• Parts of the exercise
(a) Revise the entries from their first line through the line with "callout-dot-12: [366, 159, 373, 166]", replacing "callout-dot" with "marker-dot" and leaving everything else unchanged.
(b) Pick up the text on Indy car racing history after its final sentence and continue writing it.
─── Source excerpt ───
Anchored by the venerable old Indianapolis 500, Indy car racing as we know it today took shape in the 1980s.
After a brief power struggle and a short reconciliation under the Championship Racing League (CRL) banner in 1980, Championship Auto Racing Teams (CART) had emerged as the sanctioning body of the PPG Indy Car World Series. However, while it counted as a points-paying round of the CART championship, the Indianapolis 500 continued to be sanctioned by the United States Auto Club (USAC). This seemingly minor point would take on great significance in the 1990s.
By the end of the '80s, American participation on the car building side was virtually non-existent. Teams purchased chassis from English manufacturers March or Lola and equipped them with off-the-shelf racing engines designed and built in England by Cosworth Engineering and Ilmor Engineering. Much of the technology was pioneered in Formula One cars and adapted for the comparatively mass production numbers needed to supply the Indy car field.
Like the cars, the race venues developed more of an international flavor. In 1980, nine of 12 Indy car races were staged on oval tracks; in 1989, nine of 15 events were run on road or street courses, along with only six ovals. Many of the participating teams came from road-racing backgrounds, including a large influx from the SCCA Can-Am championship when that series folded in the mid-80s.
So too came an international wave of drivers, led by Italian Teo Fabi, who as a rookie claimed pole position for the 1983 Indianapolis 500.
The most notable import was Emerson Fittipaldi; the 1972 and '74 Formula One World Champion embarked on a second career in America in the 1980s that was capped by victory in the 1989 Indianapolis 500 and the series championship.
If the convergence of Formula One and Indy car racing can be traced to when Lotus sparked the rear-engine revolution in 1963, the Cosworth DFX engine played a similarly important role.
Former Indianapolis 500 winner Parnelli Jones became a successful team owner, fielding a three-car USAC "Superteam" in the early '70s consisting of Mario Andretti, Al Unser and Joe Leonard. Vel's Parnelli Jones Racing built a Formula One car in California and fielded it with Andretti driving from late 1974 to early 1976, when costs drove the team out of F1.
However, VPJ came up with the idea of modifying a 3.0-liter Ford-Cosworth DFV engine for Indy car racing. They cut the capacity to 2.65 liters, added a turbocharger and installed it in a modified Parnelli F1 car.
─── Source records ───
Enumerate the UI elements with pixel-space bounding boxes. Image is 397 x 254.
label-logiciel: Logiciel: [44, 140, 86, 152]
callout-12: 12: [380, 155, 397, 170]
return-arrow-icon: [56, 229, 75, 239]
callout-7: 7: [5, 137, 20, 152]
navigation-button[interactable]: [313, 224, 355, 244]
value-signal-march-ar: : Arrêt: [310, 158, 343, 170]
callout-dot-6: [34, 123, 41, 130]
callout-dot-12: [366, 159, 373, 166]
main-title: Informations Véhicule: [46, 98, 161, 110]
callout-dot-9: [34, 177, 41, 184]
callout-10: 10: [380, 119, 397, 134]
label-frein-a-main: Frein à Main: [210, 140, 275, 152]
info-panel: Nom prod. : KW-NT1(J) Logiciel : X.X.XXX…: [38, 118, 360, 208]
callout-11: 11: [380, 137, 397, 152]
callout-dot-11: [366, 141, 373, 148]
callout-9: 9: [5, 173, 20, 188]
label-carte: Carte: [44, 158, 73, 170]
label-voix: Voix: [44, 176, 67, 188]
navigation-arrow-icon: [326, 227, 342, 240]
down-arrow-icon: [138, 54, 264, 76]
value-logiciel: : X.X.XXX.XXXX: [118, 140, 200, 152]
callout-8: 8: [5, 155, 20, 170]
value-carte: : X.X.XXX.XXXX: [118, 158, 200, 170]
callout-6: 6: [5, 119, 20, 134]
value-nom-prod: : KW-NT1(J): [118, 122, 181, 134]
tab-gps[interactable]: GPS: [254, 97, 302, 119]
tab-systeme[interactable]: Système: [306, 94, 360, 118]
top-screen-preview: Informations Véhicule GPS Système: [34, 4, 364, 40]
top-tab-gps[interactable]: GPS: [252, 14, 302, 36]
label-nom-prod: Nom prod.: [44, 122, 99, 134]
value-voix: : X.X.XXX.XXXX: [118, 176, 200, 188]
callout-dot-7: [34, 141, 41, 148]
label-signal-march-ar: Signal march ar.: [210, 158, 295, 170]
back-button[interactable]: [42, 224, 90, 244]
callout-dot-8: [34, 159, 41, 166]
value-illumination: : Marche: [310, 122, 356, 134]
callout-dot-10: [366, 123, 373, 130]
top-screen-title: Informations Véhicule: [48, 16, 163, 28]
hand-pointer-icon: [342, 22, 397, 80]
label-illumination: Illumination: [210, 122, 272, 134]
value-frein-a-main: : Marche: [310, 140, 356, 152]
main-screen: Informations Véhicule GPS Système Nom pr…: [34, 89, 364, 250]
───
• Answers by task
(a)
Enumerate the UI elements with pixel-space bounding boxes. Image is 397 x 254.
label-logiciel: Logiciel: [44, 140, 86, 152]
callout-12: 12: [380, 155, 397, 170]
return-arrow-icon: [56, 229, 75, 239]
callout-7: 7: [5, 137, 20, 152]
navigation-button[interactable]: [313, 224, 355, 244]
value-signal-march-ar: : Arrêt: [310, 158, 343, 170]
marker-dot-6: [34, 123, 41, 130]
marker-dot-12: [366, 159, 373, 166]

(b)
Al Unser won three races in 1976 in the Parnelli VPJ6B-Cosworth; for 1977, McLaren modified an M23 F1 chassis for a DFX installation and was very successful with its M24 in USAC Racing. A year later, Penske Racing turned its PC4-DFV F1 contender into the PC6-Cosworth, winning many races in 1978 and '79. After a 60-year run, the Offenhauser four-cylinder was finally obsolete. By 1981, Cosworth powered 30 of 33 cars in the Indianapolis 500 field.
On the chassis side, March enjoyed similar dominance in the early 1980s, peaking with 30 of 33 cars in the 1984 race, including winner Rick Mears.
March cars won every year at Indy from 1983-87, but competition returned in the latter half of the decade, with Lola claiming the lion's share of the chassis market by 1988. Penske Cars, based in Poole, England, won at Indianapolis in 1981 before a dry spell in the mid-80s, but bounced back to claim Indy 500 victories in 1988 and '89.
The Cosworth DFX was finally vanquished as well. A pair of former Cosworth engineers named Mario Illien and Paul Morgan teamed up to form Ilmor Engineering.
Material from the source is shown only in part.